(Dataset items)
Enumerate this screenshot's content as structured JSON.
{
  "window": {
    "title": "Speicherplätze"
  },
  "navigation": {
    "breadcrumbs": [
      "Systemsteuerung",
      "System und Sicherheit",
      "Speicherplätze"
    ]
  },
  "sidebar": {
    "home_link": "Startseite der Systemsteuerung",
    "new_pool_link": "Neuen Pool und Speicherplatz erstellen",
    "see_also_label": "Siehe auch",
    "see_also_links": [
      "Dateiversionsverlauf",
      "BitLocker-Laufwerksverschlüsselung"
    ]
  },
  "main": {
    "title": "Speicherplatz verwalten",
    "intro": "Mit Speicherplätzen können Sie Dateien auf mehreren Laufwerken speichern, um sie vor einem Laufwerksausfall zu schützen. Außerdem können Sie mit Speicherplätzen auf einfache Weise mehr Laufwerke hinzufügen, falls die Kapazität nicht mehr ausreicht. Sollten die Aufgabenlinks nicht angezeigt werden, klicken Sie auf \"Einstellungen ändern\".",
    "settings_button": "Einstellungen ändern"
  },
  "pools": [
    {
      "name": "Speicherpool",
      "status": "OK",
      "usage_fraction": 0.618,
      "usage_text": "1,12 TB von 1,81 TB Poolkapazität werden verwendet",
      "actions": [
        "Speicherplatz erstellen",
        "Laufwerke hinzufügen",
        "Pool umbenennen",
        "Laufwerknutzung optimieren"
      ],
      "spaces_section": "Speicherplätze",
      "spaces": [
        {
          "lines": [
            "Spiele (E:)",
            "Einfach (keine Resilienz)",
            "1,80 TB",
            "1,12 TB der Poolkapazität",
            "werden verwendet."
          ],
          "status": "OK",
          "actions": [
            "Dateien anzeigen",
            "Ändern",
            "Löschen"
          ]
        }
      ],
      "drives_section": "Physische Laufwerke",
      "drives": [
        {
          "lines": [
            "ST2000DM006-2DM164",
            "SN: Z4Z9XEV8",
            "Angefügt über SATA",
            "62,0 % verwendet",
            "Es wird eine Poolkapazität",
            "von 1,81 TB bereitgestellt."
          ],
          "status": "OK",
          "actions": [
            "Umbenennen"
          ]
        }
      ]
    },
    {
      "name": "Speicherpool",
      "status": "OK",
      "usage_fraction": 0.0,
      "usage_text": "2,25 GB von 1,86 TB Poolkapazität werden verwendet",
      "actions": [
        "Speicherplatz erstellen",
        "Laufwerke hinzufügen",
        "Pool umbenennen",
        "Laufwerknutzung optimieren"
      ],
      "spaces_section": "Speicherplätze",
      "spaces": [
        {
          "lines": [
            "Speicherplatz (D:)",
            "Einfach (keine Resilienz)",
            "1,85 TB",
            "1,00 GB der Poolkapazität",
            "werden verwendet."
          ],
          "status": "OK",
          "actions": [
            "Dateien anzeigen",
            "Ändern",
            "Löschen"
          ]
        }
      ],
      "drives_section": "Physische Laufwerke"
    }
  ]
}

#### The exercise
Give every line of the material again, exactly as it reads.

#### Result for this exercise
Enumerate this screenshot's content as structured JSON.
{
  "window": {
    "title": "Speicherplätze"
  },
  "navigation": {
    "breadcrumbs": [
      "Systemsteuerung",
      "System und Sicherheit",
      "Speicherplätze"
    ]
  },
  "sidebar": {
    "home_link": "Startseite der Systemsteuerung",
    "new_pool_link": "Neuen Pool und Speicherplatz erstellen",
    "see_also_label": "Siehe auch",
    "see_also_links": [
      "Dateiversionsverlauf",
      "BitLocker-Laufwerksverschlüsselung"
    ]
  },
  "main": {
    "title": "Speicherplatz verwalten",
    "intro": "Mit Speicherplätzen können Sie Dateien auf mehreren Laufwerken speichern, um sie vor einem Laufwerksausfall zu schützen. Außerdem können Sie mit Speicherplätzen auf einfache Weise mehr Laufwerke hinzufügen, falls die Kapazität nicht mehr ausreicht. Sollten die Aufgabenlinks nicht angezeigt werden, klicken Sie auf \"Einstellungen ändern\".",
    "settings_button": "Einstellungen ändern"
  },
  "pools": [
    {
      "name": "Speicherpool",
      "status": "OK",
      "usage_fraction": 0.618,
      "usage_text": "1,12 TB von 1,81 TB Poolkapazität werden verwendet",
      "actions": [
        "Speicherplatz erstellen",
        "Laufwerke hinzufügen",
        "Pool umbenennen",
        "Laufwerknutzung optimieren"
      ],
      "spaces_section": "Speicherplätze",
      "spaces": [
        {
          "lines": [
            "Spiele (E:)",
            "Einfach (keine Resilienz)",
            "1,80 TB",
            "1,12 TB der Poolkapazität",
            "werden verwendet."
          ],
          "status": "OK",
          "actions": [
            "Dateien anzeigen",
            "Ändern",
            "Löschen"
          ]
        }
      ],
      "drives_section": "Physische Laufwerke",
      "drives": [
        {
          "lines": [
            "ST2000DM006-2DM164",
            "SN: Z4Z9XEV8",
            "Angefügt über SATA",
            "62,0 % verwendet",
            "Es wird eine Poolkapazität",
            "von 1,81 TB bereitgestellt."
          ],
          "status": "OK",
          "actions": [
            "Umbenennen"
          ]
        }
      ]
    },
    {
      "name": "Speicherpool",
      "status": "OK",
      "usage_fraction": 0.0,
      "usage_text": "2,25 GB von 1,86 TB Poolkapazität werden verwendet",
      "actions": [
        "Speicherplatz erstellen",
        "Laufwerke hinzufügen",
        "Pool umbenennen",
        "Laufwerknutzung optimieren"
      ],
      "spaces_section": "Speicherplätze",
      "spaces": [
        {
          "lines": [
            "Speicherplatz (D:)",
            "Einfach (keine Resilienz)",
            "1,85 TB",
            "1,00 GB der Poolkapazität",
            "werden verwendet."
          ],
          "status": "OK",
          "actions": [
            "Dateien anzeigen",
            "Ändern",
            "Löschen"
          ]
        }
      ],
      "drives_section": "Physische Laufwerke"
    }
  ]
}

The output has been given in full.